Data excerpts

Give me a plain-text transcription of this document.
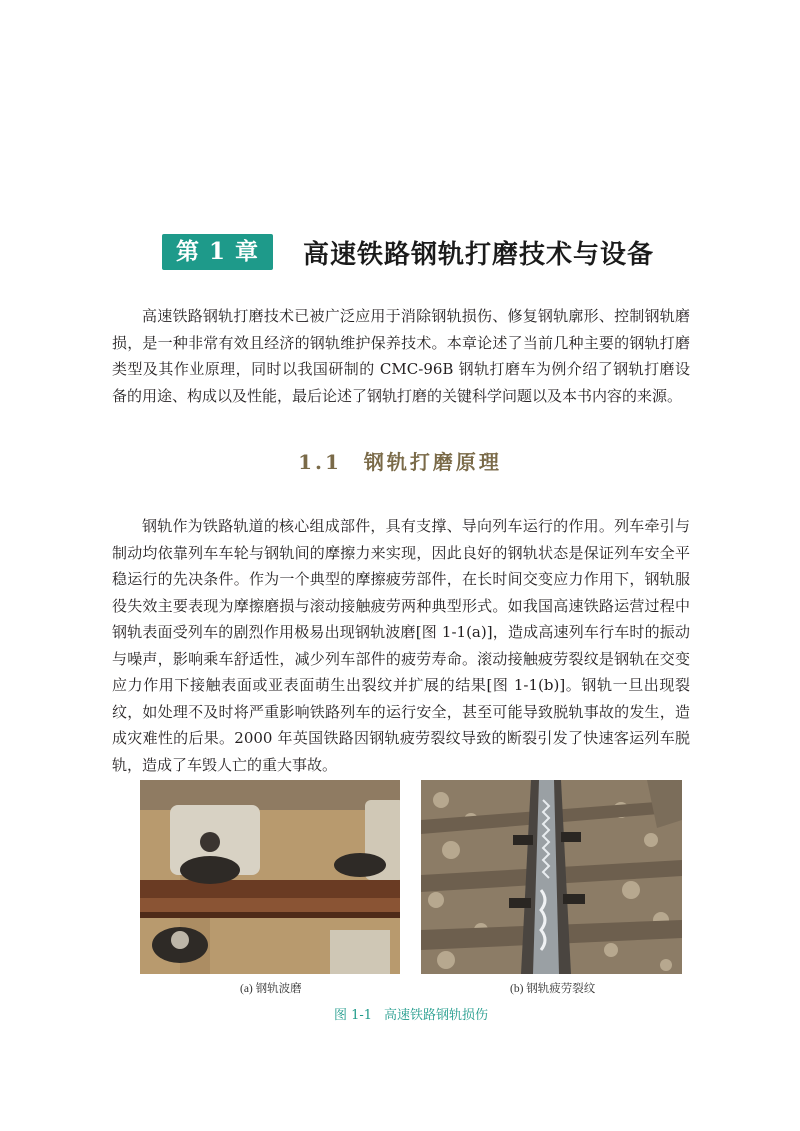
第 1 章	高速铁路钢轨打磨技术与设备

高速铁路钢轨打磨技术已被广泛应用于消除钢轨损伤、修复钢轨廓形、控制钢轨磨损，是一种非常有效且经济的钢轨维护保养技术。本章论述了当前几种主要的钢轨打磨类型及其作业原理，同时以我国研制的 CMC-96B 钢轨打磨车为例介绍了钢轨打磨设备的用途、构成以及性能，最后论述了钢轨打磨的关键科学问题以及本书内容的来源。

1.1 钢轨打磨原理

钢轨作为铁路轨道的核心组成部件，具有支撑、导向列车运行的作用。列车牵引与制动均依靠列车车轮与钢轨间的摩擦力来实现，因此良好的钢轨状态是保证列车安全平稳运行的先决条件。作为一个典型的摩擦疲劳部件，在长时间交变应力作用下，钢轨服役失效主要表现为摩擦磨损与滚动接触疲劳两种典型形式。如我国高速铁路运营过程中钢轨表面受列车的剧烈作用极易出现钢轨波磨[图 1-1(a)]，造成高速列车行车时的振动与噪声，影响乘车舒适性，减少列车部件的疲劳寿命。滚动接触疲劳裂纹是钢轨在交变应力作用下接触表面或亚表面萌生出裂纹并扩展的结果[图 1-1(b)]。钢轨一旦出现裂纹，如处理不及时将严重影响铁路列车的运行安全，甚至可能导致脱轨事故的发生，造成灾难性的后果。2000 年英国铁路因钢轨疲劳裂纹导致的断裂引发了快速客运列车脱轨，造成了车毁人亡的重大事故。

(a) 钢轨波磨	(b) 钢轨疲劳裂纹
图 1-1 高速铁路钢轨损伤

■ What to work on
Copy out all the data exactly; skip the pictures.

■ Output below
Give me a plain-text transcription of this document.
第 1 章	高速铁路钢轨打磨技术与设备

高速铁路钢轨打磨技术已被广泛应用于消除钢轨损伤、修复钢轨廓形、控制钢轨磨损，是一种非常有效且经济的钢轨维护保养技术。本章论述了当前几种主要的钢轨打磨类型及其作业原理，同时以我国研制的 CMC-96B 钢轨打磨车为例介绍了钢轨打磨设备的用途、构成以及性能，最后论述了钢轨打磨的关键科学问题以及本书内容的来源。

1.1 钢轨打磨原理

钢轨作为铁路轨道的核心组成部件，具有支撑、导向列车运行的作用。列车牵引与制动均依靠列车车轮与钢轨间的摩擦力来实现，因此良好的钢轨状态是保证列车安全平稳运行的先决条件。作为一个典型的摩擦疲劳部件，在长时间交变应力作用下，钢轨服役失效主要表现为摩擦磨损与滚动接触疲劳两种典型形式。如我国高速铁路运营过程中钢轨表面受列车的剧烈作用极易出现钢轨波磨[图 1-1(a)]，造成高速列车行车时的振动与噪声，影响乘车舒适性，减少列车部件的疲劳寿命。滚动接触疲劳裂纹是钢轨在交变应力作用下接触表面或亚表面萌生出裂纹并扩展的结果[图 1-1(b)]。钢轨一旦出现裂纹，如处理不及时将严重影响铁路列车的运行安全，甚至可能导致脱轨事故的发生，造成灾难性的后果。2000 年英国铁路因钢轨疲劳裂纹导致的断裂引发了快速客运列车脱轨，造成了车毁人亡的重大事故。

(a) 钢轨波磨	(b) 钢轨疲劳裂纹
图 1-1 高速铁路钢轨损伤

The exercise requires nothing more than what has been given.